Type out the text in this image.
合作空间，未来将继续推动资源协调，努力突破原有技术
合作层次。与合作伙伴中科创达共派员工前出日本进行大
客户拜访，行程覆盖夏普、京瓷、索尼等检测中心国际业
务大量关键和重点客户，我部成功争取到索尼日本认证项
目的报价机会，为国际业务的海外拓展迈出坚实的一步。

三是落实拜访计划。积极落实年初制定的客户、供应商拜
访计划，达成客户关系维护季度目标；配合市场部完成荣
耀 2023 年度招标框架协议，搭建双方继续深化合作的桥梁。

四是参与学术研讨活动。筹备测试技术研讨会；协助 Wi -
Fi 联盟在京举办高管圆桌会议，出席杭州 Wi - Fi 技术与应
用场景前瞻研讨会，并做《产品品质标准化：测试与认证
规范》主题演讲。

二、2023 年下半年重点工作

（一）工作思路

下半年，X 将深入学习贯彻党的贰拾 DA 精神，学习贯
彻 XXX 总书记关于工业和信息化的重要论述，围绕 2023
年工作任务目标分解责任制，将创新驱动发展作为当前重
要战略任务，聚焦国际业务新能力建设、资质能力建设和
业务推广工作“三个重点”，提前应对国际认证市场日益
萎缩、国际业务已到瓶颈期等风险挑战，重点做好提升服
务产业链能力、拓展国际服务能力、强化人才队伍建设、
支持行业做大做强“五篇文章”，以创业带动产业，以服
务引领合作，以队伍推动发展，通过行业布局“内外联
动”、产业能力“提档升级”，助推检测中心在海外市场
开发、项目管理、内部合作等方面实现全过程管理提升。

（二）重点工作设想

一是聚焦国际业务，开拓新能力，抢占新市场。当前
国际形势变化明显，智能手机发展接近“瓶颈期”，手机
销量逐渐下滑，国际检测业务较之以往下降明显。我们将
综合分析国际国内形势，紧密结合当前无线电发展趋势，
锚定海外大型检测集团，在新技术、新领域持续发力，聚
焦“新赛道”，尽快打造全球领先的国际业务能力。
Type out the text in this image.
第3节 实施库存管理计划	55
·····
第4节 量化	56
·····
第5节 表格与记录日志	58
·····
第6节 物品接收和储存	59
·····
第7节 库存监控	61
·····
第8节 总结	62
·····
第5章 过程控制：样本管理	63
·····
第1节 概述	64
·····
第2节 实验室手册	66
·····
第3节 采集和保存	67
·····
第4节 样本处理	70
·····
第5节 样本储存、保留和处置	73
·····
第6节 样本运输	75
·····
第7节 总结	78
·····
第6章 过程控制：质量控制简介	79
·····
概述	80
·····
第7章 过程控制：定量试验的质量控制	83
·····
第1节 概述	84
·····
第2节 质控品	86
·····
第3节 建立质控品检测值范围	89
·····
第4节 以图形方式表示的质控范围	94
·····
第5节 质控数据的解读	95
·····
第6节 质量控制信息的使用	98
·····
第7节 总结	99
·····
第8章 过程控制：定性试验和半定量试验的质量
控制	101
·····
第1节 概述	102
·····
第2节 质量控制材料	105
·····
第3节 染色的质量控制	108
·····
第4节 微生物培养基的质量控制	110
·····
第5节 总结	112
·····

=== EXERCISE BRIEF ===
From the listing, tally every line with the word "过程控制" in it and give only the tally.

=== FULL SOLUTION ===
4